Task prompt
Write every record out again exactly as given.

Listed entries
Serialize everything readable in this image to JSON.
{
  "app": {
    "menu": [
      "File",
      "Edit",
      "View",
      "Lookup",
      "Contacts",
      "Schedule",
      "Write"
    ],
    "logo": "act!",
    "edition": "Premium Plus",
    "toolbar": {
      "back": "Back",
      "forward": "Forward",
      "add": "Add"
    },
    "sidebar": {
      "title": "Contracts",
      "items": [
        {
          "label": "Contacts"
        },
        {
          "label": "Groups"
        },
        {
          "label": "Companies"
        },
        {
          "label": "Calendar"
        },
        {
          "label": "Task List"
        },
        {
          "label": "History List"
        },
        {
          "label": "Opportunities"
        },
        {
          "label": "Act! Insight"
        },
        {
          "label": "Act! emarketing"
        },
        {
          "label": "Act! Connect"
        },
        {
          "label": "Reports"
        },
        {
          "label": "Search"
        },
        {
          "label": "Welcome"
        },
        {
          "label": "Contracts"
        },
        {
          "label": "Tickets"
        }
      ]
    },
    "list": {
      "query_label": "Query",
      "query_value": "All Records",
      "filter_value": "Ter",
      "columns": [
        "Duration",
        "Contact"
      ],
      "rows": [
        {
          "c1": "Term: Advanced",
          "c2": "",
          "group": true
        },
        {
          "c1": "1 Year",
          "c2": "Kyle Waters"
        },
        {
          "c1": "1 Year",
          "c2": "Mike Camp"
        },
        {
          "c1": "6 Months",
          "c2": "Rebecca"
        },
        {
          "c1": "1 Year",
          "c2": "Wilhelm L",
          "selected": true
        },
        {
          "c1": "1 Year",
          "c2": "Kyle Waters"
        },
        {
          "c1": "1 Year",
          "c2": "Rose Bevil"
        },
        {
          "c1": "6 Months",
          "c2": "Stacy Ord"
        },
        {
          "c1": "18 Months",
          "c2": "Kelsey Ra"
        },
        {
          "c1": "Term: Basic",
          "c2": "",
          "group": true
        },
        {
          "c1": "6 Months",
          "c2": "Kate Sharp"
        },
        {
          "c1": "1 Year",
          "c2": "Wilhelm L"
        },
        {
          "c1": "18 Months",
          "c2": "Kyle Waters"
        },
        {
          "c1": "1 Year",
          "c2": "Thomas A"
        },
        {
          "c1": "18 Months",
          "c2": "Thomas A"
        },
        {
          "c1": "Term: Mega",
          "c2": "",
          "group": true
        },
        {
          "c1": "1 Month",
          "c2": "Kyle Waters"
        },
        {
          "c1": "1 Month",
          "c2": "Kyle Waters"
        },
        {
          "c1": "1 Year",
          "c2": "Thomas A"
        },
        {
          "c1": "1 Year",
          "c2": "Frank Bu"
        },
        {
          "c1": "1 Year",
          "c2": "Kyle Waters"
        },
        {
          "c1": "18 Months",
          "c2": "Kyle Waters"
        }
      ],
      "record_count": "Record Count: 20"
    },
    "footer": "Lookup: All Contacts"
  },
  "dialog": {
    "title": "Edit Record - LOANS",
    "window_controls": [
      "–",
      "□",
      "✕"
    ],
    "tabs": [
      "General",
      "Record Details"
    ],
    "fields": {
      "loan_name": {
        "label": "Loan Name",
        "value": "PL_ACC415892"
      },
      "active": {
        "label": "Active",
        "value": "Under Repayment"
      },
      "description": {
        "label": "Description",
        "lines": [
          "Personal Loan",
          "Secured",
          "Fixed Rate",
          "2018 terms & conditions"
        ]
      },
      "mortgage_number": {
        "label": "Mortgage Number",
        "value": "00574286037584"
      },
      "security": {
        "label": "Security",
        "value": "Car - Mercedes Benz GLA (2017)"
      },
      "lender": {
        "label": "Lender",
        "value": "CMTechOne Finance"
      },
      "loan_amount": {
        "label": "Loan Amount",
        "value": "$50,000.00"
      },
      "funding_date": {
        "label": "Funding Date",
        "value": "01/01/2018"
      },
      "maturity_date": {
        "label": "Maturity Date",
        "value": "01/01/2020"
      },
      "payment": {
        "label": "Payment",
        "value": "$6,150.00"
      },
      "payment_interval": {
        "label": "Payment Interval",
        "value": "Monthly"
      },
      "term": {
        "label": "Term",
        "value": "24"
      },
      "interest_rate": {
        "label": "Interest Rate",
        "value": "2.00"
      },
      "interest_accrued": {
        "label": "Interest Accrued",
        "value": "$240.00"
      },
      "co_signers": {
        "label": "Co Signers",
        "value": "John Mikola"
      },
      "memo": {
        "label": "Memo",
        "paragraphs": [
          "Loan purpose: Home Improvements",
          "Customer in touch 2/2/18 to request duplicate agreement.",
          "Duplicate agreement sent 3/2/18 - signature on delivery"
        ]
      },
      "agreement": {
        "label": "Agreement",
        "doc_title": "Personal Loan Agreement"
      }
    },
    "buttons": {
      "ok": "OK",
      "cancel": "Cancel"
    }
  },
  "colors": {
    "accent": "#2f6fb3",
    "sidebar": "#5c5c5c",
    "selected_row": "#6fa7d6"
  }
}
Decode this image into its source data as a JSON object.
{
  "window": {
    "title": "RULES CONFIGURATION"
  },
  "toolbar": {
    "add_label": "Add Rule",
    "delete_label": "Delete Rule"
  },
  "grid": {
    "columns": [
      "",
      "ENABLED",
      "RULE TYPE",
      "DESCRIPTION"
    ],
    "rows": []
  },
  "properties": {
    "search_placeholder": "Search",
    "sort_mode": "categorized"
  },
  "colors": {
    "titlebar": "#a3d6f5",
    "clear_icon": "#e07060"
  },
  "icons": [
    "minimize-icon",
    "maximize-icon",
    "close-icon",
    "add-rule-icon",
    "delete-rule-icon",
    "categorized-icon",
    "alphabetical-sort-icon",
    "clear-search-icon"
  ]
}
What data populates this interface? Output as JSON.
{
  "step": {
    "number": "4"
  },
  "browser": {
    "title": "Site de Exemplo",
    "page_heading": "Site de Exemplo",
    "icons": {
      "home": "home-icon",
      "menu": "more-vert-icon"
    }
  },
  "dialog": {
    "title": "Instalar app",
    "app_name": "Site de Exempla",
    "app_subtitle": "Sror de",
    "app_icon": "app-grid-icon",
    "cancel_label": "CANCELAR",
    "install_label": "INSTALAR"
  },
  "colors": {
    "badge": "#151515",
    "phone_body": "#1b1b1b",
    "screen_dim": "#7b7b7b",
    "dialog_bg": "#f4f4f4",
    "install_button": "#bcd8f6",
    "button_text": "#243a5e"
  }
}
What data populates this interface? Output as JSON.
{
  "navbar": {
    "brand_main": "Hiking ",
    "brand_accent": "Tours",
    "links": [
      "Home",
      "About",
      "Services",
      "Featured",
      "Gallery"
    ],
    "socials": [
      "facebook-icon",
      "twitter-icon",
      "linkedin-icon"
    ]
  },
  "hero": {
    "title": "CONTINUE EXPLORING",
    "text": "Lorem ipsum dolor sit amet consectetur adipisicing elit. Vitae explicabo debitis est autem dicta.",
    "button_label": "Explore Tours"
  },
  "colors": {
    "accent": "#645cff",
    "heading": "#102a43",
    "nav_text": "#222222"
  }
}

Correct result
Serialize everything readable in this image to JSON.
{
  "app": {
    "menu": [
      "File",
      "Edit",
      "View",
      "Lookup",
      "Contacts",
      "Schedule",
      "Write"
    ],
    "logo": "act!",
    "edition": "Premium Plus",
    "toolbar": {
      "back": "Back",
      "forward": "Forward",
      "add": "Add"
    },
    "sidebar": {
      "title": "Contracts",
      "items": [
        {
          "label": "Contacts"
        },
        {
          "label": "Groups"
        },
        {
          "label": "Companies"
        },
        {
          "label": "Calendar"
        },
        {
          "label": "Task List"
        },
        {
          "label": "History List"
        },
        {
          "label": "Opportunities"
        },
        {
          "label": "Act! Insight"
        },
        {
          "label": "Act! emarketing"
        },
        {
          "label": "Act! Connect"
        },
        {
          "label": "Reports"
        },
        {
          "label": "Search"
        },
        {
          "label": "Welcome"
        },
        {
          "label": "Contracts"
        },
        {
          "label": "Tickets"
        }
      ]
    },
    "list": {
      "query_label": "Query",
      "query_value": "All Records",
      "filter_value": "Ter",
      "columns": [
        "Duration",
        "Contact"
      ],
      "rows": [
        {
          "c1": "Term: Advanced",
          "c2": "",
          "group": true
        },
        {
          "c1": "1 Year",
          "c2": "Kyle Waters"
        },
        {
          "c1": "1 Year",
          "c2": "Mike Camp"
        },
        {
          "c1": "6 Months",
          "c2": "Rebecca"
        },
        {
          "c1": "1 Year",
          "c2": "Wilhelm L",
          "selected": true
        },
        {
          "c1": "1 Year",
          "c2": "Kyle Waters"
        },
        {
          "c1": "1 Year",
          "c2": "Rose Bevil"
        },
        {
          "c1": "6 Months",
          "c2": "Stacy Ord"
        },
        {
          "c1": "18 Months",
          "c2": "Kelsey Ra"
        },
        {
          "c1": "Term: Basic",
          "c2": "",
          "group": true
        },
        {
          "c1": "6 Months",
          "c2": "Kate Sharp"
        },
        {
          "c1": "1 Year",
          "c2": "Wilhelm L"
        },
        {
          "c1": "18 Months",
          "c2": "Kyle Waters"
        },
        {
          "c1": "1 Year",
          "c2": "Thomas A"
        },
        {
          "c1": "18 Months",
          "c2": "Thomas A"
        },
        {
          "c1": "Term: Mega",
          "c2": "",
          "group": true
        },
        {
          "c1": "1 Month",
          "c2": "Kyle Waters"
        },
        {
          "c1": "1 Month",
          "c2": "Kyle Waters"
        },
        {
          "c1": "1 Year",
          "c2": "Thomas A"
        },
        {
          "c1": "1 Year",
          "c2": "Frank Bu"
        },
        {
          "c1": "1 Year",
          "c2": "Kyle Waters"
        },
        {
          "c1": "18 Months",
          "c2": "Kyle Waters"
        }
      ],
      "record_count": "Record Count: 20"
    },
    "footer": "Lookup: All Contacts"
  },
  "dialog": {
    "title": "Edit Record - LOANS",
    "window_controls": [
      "–",
      "□",
      "✕"
    ],
    "tabs": [
      "General",
      "Record Details"
    ],
    "fields": {
      "loan_name": {
        "label": "Loan Name",
        "value": "PL_ACC415892"
      },
      "active": {
        "label": "Active",
        "value": "Under Repayment"
      },
      "description": {
        "label": "Description",
        "lines": [
          "Personal Loan",
          "Secured",
          "Fixed Rate",
          "2018 terms & conditions"
        ]
      },
      "mortgage_number": {
        "label": "Mortgage Number",
        "value": "00574286037584"
      },
      "security": {
        "label": "Security",
        "value": "Car - Mercedes Benz GLA (2017)"
      },
      "lender": {
        "label": "Lender",
        "value": "CMTechOne Finance"
      },
      "loan_amount": {
        "label": "Loan Amount",
        "value": "$50,000.00"
      },
      "funding_date": {
        "label": "Funding Date",
        "value": "01/01/2018"
      },
      "maturity_date": {
        "label": "Maturity Date",
        "value": "01/01/2020"
      },
      "payment": {
        "label": "Payment",
        "value": "$6,150.00"
      },
      "payment_interval": {
        "label": "Payment Interval",
        "value": "Monthly"
      },
      "term": {
        "label": "Term",
        "value": "24"
      },
      "interest_rate": {
        "label": "Interest Rate",
        "value": "2.00"
      },
      "interest_accrued": {
        "label": "Interest Accrued",
        "value": "$240.00"
      },
      "co_signers": {
        "label": "Co Signers",
        "value": "John Mikola"
      },
      "memo": {
        "label": "Memo",
        "paragraphs": [
          "Loan purpose: Home Improvements",
          "Customer in touch 2/2/18 to request duplicate agreement.",
          "Duplicate agreement sent 3/2/18 - signature on delivery"
        ]
      },
      "agreement": {
        "label": "Agreement",
        "doc_title": "Personal Loan Agreement"
      }
    },
    "buttons": {
      "ok": "OK",
      "cancel": "Cancel"
    }
  },
  "colors": {
    "accent": "#2f6fb3",
    "sidebar": "#5c5c5c",
    "selected_row": "#6fa7d6"
  }
}
Decode this image into its source data as a JSON object.
{
  "window": {
    "title": "RULES CONFIGURATION"
  },
  "toolbar": {
    "add_label": "Add Rule",
    "delete_label": "Delete Rule"
  },
  "grid": {
    "columns": [
      "",
      "ENABLED",
      "RULE TYPE",
      "DESCRIPTION"
    ],
    "rows": []
  },
  "properties": {
    "search_placeholder": "Search",
    "sort_mode": "categorized"
  },
  "colors": {
    "titlebar": "#a3d6f5",
    "clear_icon": "#e07060"
  },
  "icons": [
    "minimize-icon",
    "maximize-icon",
    "close-icon",
    "add-rule-icon",
    "delete-rule-icon",
    "categorized-icon",
    "alphabetical-sort-icon",
    "clear-search-icon"
  ]
}
What data populates this interface? Output as JSON.
{
  "step": {
    "number": "4"
  },
  "browser": {
    "title": "Site de Exemplo",
    "page_heading": "Site de Exemplo",
    "icons": {
      "home": "home-icon",
      "menu": "more-vert-icon"
    }
  },
  "dialog": {
    "title": "Instalar app",
    "app_name": "Site de Exempla",
    "app_subtitle": "Sror de",
    "app_icon": "app-grid-icon",
    "cancel_label": "CANCELAR",
    "install_label": "INSTALAR"
  },
  "colors": {
    "badge": "#151515",
    "phone_body": "#1b1b1b",
    "screen_dim": "#7b7b7b",
    "dialog_bg": "#f4f4f4",
    "install_button": "#bcd8f6",
    "button_text": "#243a5e"
  }
}
What data populates this interface? Output as JSON.
{
  "navbar": {
    "brand_main": "Hiking ",
    "brand_accent": "Tours",
    "links": [
      "Home",
      "About",
      "Services",
      "Featured",
      "Gallery"
    ],
    "socials": [
      "facebook-icon",
      "twitter-icon",
      "linkedin-icon"
    ]
  },
  "hero": {
    "title": "CONTINUE EXPLORING",
    "text": "Lorem ipsum dolor sit amet consectetur adipisicing elit. Vitae explicabo debitis est autem dicta.",
    "button_label": "Explore Tours"
  },
  "colors": {
    "accent": "#645cff",
    "heading": "#102a43",
    "nav_text": "#222222"
  }
}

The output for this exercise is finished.